AIM OF THE TASK – Return each entry exactly, omitting nothing.

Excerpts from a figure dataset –
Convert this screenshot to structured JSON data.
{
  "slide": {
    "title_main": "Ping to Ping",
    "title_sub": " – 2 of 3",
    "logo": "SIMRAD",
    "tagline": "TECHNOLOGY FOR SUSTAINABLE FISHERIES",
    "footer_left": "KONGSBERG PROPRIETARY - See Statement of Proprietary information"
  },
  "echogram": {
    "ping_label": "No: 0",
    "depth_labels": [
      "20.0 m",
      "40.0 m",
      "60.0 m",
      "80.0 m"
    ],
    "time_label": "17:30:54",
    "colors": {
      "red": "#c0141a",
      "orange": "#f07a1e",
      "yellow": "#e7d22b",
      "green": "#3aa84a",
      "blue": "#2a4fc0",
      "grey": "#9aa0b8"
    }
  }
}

EXERCISE ANSWER –
Convert this screenshot to structured JSON data.
{
  "slide": {
    "title_main": "Ping to Ping",
    "title_sub": " – 2 of 3",
    "logo": "SIMRAD",
    "tagline": "TECHNOLOGY FOR SUSTAINABLE FISHERIES",
    "footer_left": "KONGSBERG PROPRIETARY - See Statement of Proprietary information"
  },
  "echogram": {
    "ping_label": "No: 0",
    "depth_labels": [
      "20.0 m",
      "40.0 m",
      "60.0 m",
      "80.0 m"
    ],
    "time_label": "17:30:54",
    "colors": {
      "red": "#c0141a",
      "orange": "#f07a1e",
      "yellow": "#e7d22b",
      "green": "#3aa84a",
      "blue": "#2a4fc0",
      "grey": "#9aa0b8"
    }
  }
}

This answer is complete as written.